* [Goal] Repeat the entries that follow verbatim, without any of their pictures.

* [Records provided]

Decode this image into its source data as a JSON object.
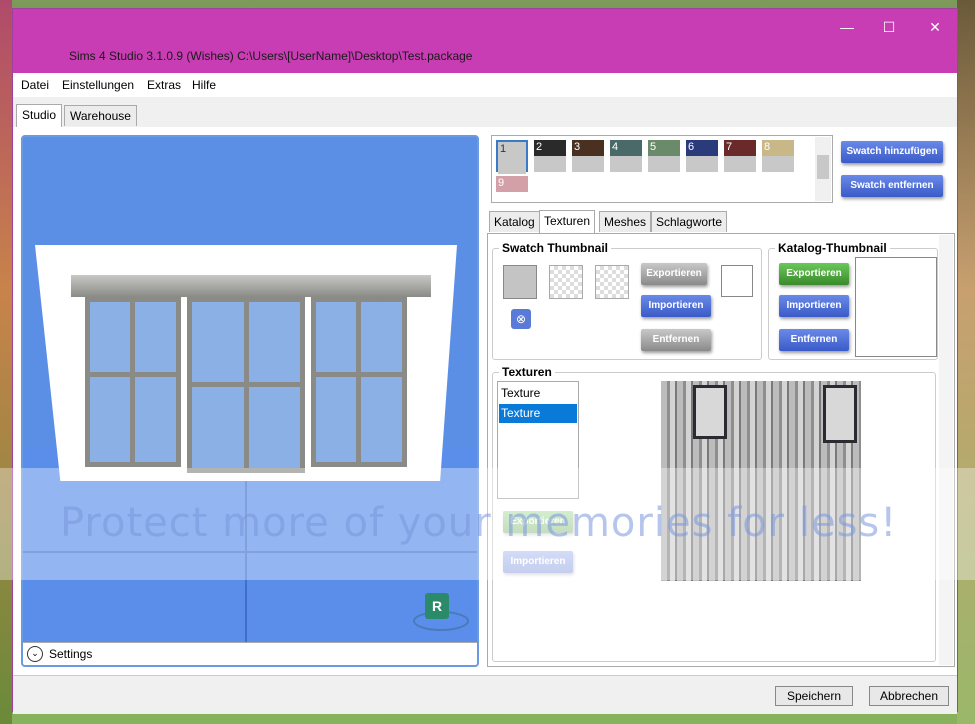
{
  "window": {
    "title": "Sims 4 Studio 3.1.0.9 (Wishes)  C:\\Users\\[UserName]\\Desktop\\Test.package",
    "controls": {
      "minimize": "—",
      "maximize": "☐",
      "close": "✕"
    }
  },
  "menu": [
    "Datei",
    "Einstellungen",
    "Extras",
    "Hilfe"
  ],
  "main_tabs": [
    "Studio",
    "Warehouse"
  ],
  "preview": {
    "settings_label": "Settings",
    "chevron": "⌄",
    "badge": "R"
  },
  "swatches": [
    {
      "num": "1",
      "color": "#c8c8c8",
      "selected": true
    },
    {
      "num": "2",
      "color": "#2a2a2a"
    },
    {
      "num": "3",
      "color": "#4a3020"
    },
    {
      "num": "4",
      "color": "#4a6a6a"
    },
    {
      "num": "5",
      "color": "#6a8a6a"
    },
    {
      "num": "6",
      "color": "#2a3a7a"
    },
    {
      "num": "7",
      "color": "#6a2a2a"
    },
    {
      "num": "8",
      "color": "#c8b888"
    },
    {
      "num": "9",
      "color": "#d4a0a8"
    }
  ],
  "swatch_buttons": {
    "add": "Swatch hinzufügen",
    "remove": "Swatch entfernen"
  },
  "sub_tabs": [
    "Katalog",
    "Texturen",
    "Meshes",
    "Schlagworte"
  ],
  "swatch_thumbnail": {
    "title": "Swatch Thumbnail",
    "export": "Exportieren",
    "import": "Importieren",
    "remove": "Entfernen"
  },
  "catalog_thumbnail": {
    "title": "Katalog-Thumbnail",
    "export": "Exportieren",
    "import": "Importieren",
    "remove": "Entfernen"
  },
  "textures": {
    "title": "Texturen",
    "items": [
      "Texture",
      "Texture"
    ],
    "export": "Exportieren",
    "import": "Importieren"
  },
  "footer": {
    "save": "Speichern",
    "cancel": "Abbrechen"
  },
  "watermark": "Protect more of your memories for less!"
}
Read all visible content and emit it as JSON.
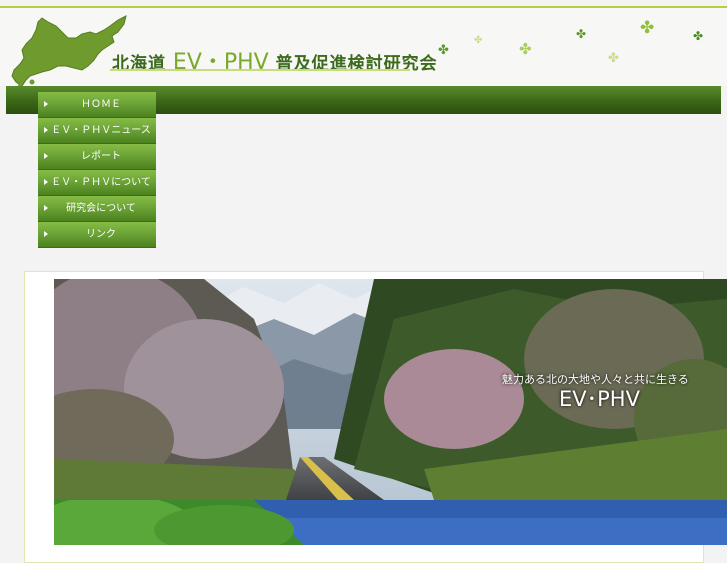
{
  "header": {
    "title_prefix": "北海道",
    "title_ev": "EV・PHV",
    "title_suffix": "普及促進検討研究会",
    "logo_icon": "hokkaido-map-icon",
    "decoration_icon": "clover-icon",
    "clover_glyph": "✤"
  },
  "menu": {
    "items": [
      {
        "label": "ＨＯＭＥ"
      },
      {
        "label": "ＥＶ・ＰＨＶニュース"
      },
      {
        "label": "レポート"
      },
      {
        "label": "ＥＶ・ＰＨＶについて"
      },
      {
        "label": "研究会について"
      },
      {
        "label": "リンク"
      }
    ]
  },
  "hero": {
    "caption": "魅力ある北の大地や人々と共に生きる",
    "caption_main": "EV･PHV"
  },
  "colors": {
    "accent": "#b5cf3f",
    "nav_dark": "#3d6a18",
    "menu_green": "#6ca437",
    "title_green": "#3b6a1c"
  }
}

* [Response to the task]
Decode this image into its source data as a JSON object.
{
  "window": {
    "title": "Sims 4 Studio 3.1.0.9 (Wishes)  C:\\Users\\[UserName]\\Desktop\\Test.package",
    "controls": {
      "minimize": "—",
      "maximize": "☐",
      "close": "✕"
    }
  },
  "menu": [
    "Datei",
    "Einstellungen",
    "Extras",
    "Hilfe"
  ],
  "main_tabs": [
    "Studio",
    "Warehouse"
  ],
  "preview": {
    "settings_label": "Settings",
    "chevron": "⌄",
    "badge": "R"
  },
  "swatches": [
    {
      "num": "1",
      "color": "#c8c8c8",
      "selected": true
    },
    {
      "num": "2",
      "color": "#2a2a2a"
    },
    {
      "num": "3",
      "color": "#4a3020"
    },
    {
      "num": "4",
      "color": "#4a6a6a"
    },
    {
      "num": "5",
      "color": "#6a8a6a"
    },
    {
      "num": "6",
      "color": "#2a3a7a"
    },
    {
      "num": "7",
      "color": "#6a2a2a"
    },
    {
      "num": "8",
      "color": "#c8b888"
    },
    {
      "num": "9",
      "color": "#d4a0a8"
    }
  ],
  "swatch_buttons": {
    "add": "Swatch hinzufügen",
    "remove": "Swatch entfernen"
  },
  "sub_tabs": [
    "Katalog",
    "Texturen",
    "Meshes",
    "Schlagworte"
  ],
  "swatch_thumbnail": {
    "title": "Swatch Thumbnail",
    "export": "Exportieren",
    "import": "Importieren",
    "remove": "Entfernen"
  },
  "catalog_thumbnail": {
    "title": "Katalog-Thumbnail",
    "export": "Exportieren",
    "import": "Importieren",
    "remove": "Entfernen"
  },
  "textures": {
    "title": "Texturen",
    "items": [
      "Texture",
      "Texture"
    ],
    "export": "Exportieren",
    "import": "Importieren"
  },
  "footer": {
    "save": "Speichern",
    "cancel": "Abbrechen"
  },
  "watermark": "Protect more of your memories for less!"
}
Read all visible content and emit it as JSON.
{
  "header": {
    "title_prefix": "北海道",
    "title_ev": "EV・PHV",
    "title_suffix": "普及促進検討研究会",
    "logo_icon": "hokkaido-map-icon",
    "decoration_icon": "clover-icon",
    "clover_glyph": "✤"
  },
  "menu": {
    "items": [
      {
        "label": "ＨＯＭＥ"
      },
      {
        "label": "ＥＶ・ＰＨＶニュース"
      },
      {
        "label": "レポート"
      },
      {
        "label": "ＥＶ・ＰＨＶについて"
      },
      {
        "label": "研究会について"
      },
      {
        "label": "リンク"
      }
    ]
  },
  "hero": {
    "caption": "魅力ある北の大地や人々と共に生きる",
    "caption_main": "EV･PHV"
  },
  "colors": {
    "accent": "#b5cf3f",
    "nav_dark": "#3d6a18",
    "menu_green": "#6ca437",
    "title_green": "#3b6a1c"
  }
}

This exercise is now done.